* [DO THIS]: Look through the material below. Copy each line that contains the string "对应关系也相同".

---------------

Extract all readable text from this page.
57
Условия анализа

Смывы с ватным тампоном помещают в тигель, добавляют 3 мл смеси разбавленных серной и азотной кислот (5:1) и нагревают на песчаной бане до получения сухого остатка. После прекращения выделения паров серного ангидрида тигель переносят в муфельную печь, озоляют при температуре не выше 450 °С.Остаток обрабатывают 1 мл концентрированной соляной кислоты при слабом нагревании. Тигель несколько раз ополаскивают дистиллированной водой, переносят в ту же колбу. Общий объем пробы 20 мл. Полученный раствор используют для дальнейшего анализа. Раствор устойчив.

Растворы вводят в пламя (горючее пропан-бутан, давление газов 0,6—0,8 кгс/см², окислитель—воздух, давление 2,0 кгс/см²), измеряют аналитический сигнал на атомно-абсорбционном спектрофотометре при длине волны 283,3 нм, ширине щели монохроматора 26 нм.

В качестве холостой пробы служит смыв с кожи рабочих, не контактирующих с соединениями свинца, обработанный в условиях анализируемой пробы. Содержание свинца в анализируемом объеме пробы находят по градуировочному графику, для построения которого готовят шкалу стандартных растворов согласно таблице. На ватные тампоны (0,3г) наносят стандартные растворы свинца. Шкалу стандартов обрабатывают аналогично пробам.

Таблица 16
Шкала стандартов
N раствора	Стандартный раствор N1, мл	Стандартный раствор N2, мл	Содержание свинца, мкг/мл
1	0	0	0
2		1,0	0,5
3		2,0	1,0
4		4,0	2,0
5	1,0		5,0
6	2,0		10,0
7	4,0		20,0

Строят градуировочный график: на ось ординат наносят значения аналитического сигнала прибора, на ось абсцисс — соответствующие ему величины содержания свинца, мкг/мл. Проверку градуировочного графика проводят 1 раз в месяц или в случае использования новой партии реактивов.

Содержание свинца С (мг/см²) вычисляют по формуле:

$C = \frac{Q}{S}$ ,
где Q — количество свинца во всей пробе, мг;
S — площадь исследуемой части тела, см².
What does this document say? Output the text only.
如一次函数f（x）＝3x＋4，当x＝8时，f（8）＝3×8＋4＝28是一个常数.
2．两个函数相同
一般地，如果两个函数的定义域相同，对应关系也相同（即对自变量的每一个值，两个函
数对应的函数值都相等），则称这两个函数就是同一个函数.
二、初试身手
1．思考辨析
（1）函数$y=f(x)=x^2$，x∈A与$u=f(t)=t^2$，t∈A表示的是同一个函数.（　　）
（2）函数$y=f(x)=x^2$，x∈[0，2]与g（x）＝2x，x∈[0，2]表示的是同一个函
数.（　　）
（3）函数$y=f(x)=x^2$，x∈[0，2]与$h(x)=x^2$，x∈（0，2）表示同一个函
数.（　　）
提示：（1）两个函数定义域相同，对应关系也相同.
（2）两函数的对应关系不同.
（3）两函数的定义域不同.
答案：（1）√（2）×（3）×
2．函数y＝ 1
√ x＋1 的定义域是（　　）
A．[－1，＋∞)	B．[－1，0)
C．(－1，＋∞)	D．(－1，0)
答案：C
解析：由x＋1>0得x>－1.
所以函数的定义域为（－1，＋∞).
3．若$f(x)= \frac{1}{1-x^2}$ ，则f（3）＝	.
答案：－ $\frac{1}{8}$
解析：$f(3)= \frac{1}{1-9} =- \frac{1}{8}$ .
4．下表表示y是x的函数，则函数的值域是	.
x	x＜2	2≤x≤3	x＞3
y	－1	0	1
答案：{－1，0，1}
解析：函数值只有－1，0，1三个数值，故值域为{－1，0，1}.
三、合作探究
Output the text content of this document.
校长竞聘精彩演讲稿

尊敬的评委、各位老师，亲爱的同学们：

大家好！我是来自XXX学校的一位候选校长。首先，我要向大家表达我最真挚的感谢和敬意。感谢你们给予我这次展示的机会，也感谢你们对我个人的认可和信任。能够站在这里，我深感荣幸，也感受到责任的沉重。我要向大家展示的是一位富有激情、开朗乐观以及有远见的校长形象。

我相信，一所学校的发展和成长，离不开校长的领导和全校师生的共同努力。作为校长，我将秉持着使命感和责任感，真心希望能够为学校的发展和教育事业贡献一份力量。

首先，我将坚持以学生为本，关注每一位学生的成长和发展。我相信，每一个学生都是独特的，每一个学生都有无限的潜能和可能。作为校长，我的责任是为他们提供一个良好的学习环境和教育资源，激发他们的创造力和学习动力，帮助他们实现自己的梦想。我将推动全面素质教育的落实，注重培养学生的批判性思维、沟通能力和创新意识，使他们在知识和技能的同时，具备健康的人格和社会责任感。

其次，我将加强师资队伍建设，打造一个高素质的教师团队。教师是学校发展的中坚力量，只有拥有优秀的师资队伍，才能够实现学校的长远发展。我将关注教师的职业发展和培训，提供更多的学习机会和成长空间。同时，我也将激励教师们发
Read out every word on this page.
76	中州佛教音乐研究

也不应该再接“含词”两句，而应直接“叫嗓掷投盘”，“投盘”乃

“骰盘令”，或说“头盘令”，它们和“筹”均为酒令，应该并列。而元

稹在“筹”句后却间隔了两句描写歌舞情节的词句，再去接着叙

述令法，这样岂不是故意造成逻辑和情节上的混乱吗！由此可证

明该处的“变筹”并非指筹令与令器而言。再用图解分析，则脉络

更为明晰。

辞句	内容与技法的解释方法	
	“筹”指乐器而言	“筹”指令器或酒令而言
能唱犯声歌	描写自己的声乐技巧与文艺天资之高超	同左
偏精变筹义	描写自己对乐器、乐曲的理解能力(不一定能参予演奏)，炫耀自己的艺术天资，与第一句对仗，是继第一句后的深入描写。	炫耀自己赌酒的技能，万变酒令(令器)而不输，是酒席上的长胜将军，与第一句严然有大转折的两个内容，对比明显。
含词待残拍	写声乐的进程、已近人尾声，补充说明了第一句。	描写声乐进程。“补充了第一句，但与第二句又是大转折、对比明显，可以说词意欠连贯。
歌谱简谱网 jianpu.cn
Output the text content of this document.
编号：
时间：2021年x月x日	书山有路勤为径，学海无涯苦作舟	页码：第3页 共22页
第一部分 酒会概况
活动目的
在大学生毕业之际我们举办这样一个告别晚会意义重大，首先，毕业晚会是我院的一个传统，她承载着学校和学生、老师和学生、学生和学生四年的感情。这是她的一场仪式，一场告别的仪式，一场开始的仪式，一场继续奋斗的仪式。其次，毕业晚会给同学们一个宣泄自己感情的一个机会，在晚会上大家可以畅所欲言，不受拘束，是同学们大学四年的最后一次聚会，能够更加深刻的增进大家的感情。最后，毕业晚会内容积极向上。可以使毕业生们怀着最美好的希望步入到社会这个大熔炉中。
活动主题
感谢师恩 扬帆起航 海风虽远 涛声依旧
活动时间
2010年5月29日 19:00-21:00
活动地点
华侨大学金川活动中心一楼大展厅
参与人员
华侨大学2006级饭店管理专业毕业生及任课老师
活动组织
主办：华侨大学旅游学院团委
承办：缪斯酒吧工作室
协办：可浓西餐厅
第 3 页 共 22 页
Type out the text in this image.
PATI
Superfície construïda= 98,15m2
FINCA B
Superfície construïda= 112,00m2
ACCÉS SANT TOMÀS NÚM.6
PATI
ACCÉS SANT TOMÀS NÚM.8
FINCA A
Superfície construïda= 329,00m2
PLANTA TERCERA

---------------

* [FULL RESPONSE]:
一般地，如果两个函数的定义域相同，对应关系也相同（即对自变量的每一个值，两个函
提示：（1）两个函数定义域相同，对应关系也相同.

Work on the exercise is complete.